Source: Federal Reserve Bank of New York; Federal Reserve Board staff calculations.

Accessible version

The trading performance of the average bank differs across asset classes: The VaR-adjusted trading revenue for foreign exchange, interest rates, commodities and credit trading, (which together constitute the "FICC" business) are generally lower than that for equities, which could explain why certain banks have devoted more resources to building up that business line over the past several years.11 Relatedly, as equities contribute the most to total trading revenue for the average bank, their trading performance co-moves the most with total trading performance. The VaR-adjusted total trading revenue is generally higher than VaR-adjusted revenue for individual asset classes, likely reflecting diversification benefits. Specifically, the denominator of VaR-adjusted trading revenue--total VaR--is often much smaller than the summation of VaRs across asset classes.

Trading performance has become less systematic across banks. The imprint of systematic factors on trading performance across banks can be evaluated using principal component analysis--for each asset class, principal components (PCs) extracted from the VaR-adjusted trading revenue of the panel of banks can be interpreted as systematic factors that influence all banks. The more these PCs explain the total variation across banks, the more the trading performance of banks is dependent on these systematic factors. For three two-year periods, Figure 2 shows the percentage of the total variance of VaR-adjusted trading revenue across banks that can be explained by the first two PCs.

Figure 2: Percentage of total variance explained by the first two principal components*
Figure 2: Percentage of total variance explained by the first two principal components

* This note was revised on July 11, 2017 to correct a labeling error in Figure 2.
· · · · ·
TASKS TO CARRY OUT:
1. In the text on bank trading performance, which asset class contributes the most to total trading revenue for the average bank?
2. List every asset class that the text on bank trading performance says makes up the "FICC" business.
3. Write a continuation of the text on bank trading performance that picks up after its final sentence.

MATERIAL:
· · · · ·
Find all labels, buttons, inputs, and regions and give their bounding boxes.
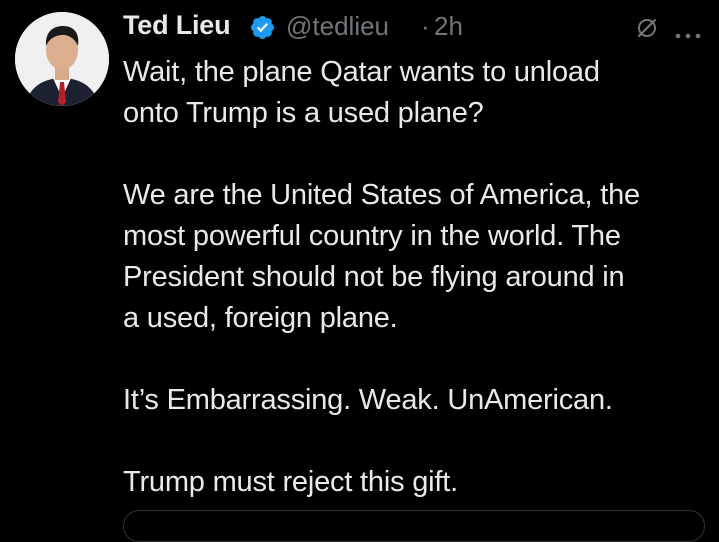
· · · · ·
EXPECTED OUTPUTS:
1. Equities contribute the most to total trading revenue for the average bank.

2. Foreign exchange, interest rates, commodities, credit trading

3.
 

Note: Cumulative percentage of total variance of VaR-adjusted trading revenue explained by the first two principal components. For each asset class, principal components are extracted from two years of time series of VaR-adjusted trading revenue across banks. Missing VaR-adjusted trading revenue observations for a given bank and asset class are interpolated using the expectation maximization algorithm.

Source: Federal Reserve Bank of New York; Federal Reserve Board staff calculations.

Accessible version

The dependence of trading performance on systematic factors is highest immediately following the crisis, as the first two PCs explained more than half of the total variation across banks in four of the five asset classes. Over the next four years, however, the importance of the first two PCs declines, as the total variance explained dropped by around 15 percentage points for commodities, credit, and rates, indicating that the dependence of banks' trading performance on systematic factors waned.

Correlations of trading performance across asset classes are modest. Table 2 displays the correlations of VaR-adjusted trading revenue of the average bank for pairs of asset classes. Overall, these pairwise correlations are modest; one implication of this finding is that for the average bank, the chance of a bad trading performance occurring simultaneously across multiple asset classes is limited. That said, the trading performance of rates is the most correlated with those of other asset classes, presumably because the rates trading performance reflects major developments in markets, the macroeconomy, and the stance of monetary policy. Indeed, the correlations between rates and equities and between rates and credit are the two highest pairwise correlations.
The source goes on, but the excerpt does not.